Dataset items:
= = = = = = =

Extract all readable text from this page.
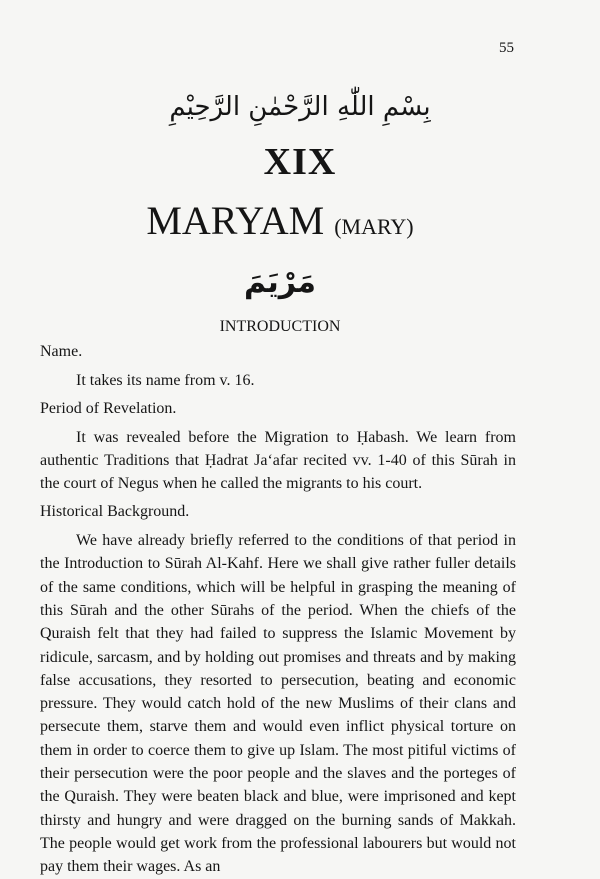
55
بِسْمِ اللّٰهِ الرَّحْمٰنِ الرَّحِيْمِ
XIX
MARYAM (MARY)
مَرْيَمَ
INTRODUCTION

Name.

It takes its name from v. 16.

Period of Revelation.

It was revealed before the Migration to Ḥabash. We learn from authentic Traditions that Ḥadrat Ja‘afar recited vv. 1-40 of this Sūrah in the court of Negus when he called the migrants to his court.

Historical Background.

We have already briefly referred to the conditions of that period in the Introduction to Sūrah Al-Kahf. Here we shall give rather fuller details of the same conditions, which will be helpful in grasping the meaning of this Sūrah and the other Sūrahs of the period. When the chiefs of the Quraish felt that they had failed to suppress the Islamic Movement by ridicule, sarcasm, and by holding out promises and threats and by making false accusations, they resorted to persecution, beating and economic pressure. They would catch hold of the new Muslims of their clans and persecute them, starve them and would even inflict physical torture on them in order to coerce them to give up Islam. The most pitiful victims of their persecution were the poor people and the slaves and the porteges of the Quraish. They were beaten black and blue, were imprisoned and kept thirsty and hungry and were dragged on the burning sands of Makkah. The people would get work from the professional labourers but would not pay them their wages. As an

= = = = = = =

> [WRITTEN REQUEST]: Every line above should be repeated exactly; pictures stay out of the copy.

> [RESULT OF THIS TASK]:
Extract all readable text from this page.
55
بِسْمِ اللّٰهِ الرَّحْمٰنِ الرَّحِيْمِ
XIX
MARYAM (MARY)
مَرْيَمَ
INTRODUCTION

Name.

It takes its name from v. 16.

Period of Revelation.

It was revealed before the Migration to Ḥabash. We learn from authentic Traditions that Ḥadrat Ja‘afar recited vv. 1-40 of this Sūrah in the court of Negus when he called the migrants to his court.

Historical Background.

We have already briefly referred to the conditions of that period in the Introduction to Sūrah Al-Kahf. Here we shall give rather fuller details of the same conditions, which will be helpful in grasping the meaning of this Sūrah and the other Sūrahs of the period. When the chiefs of the Quraish felt that they had failed to suppress the Islamic Movement by ridicule, sarcasm, and by holding out promises and threats and by making false accusations, they resorted to persecution, beating and economic pressure. They would catch hold of the new Muslims of their clans and persecute them, starve them and would even inflict physical torture on them in order to coerce them to give up Islam. The most pitiful victims of their persecution were the poor people and the slaves and the porteges of the Quraish. They were beaten black and blue, were imprisoned and kept thirsty and hungry and were dragged on the burning sands of Makkah. The people would get work from the professional labourers but would not pay them their wages. As an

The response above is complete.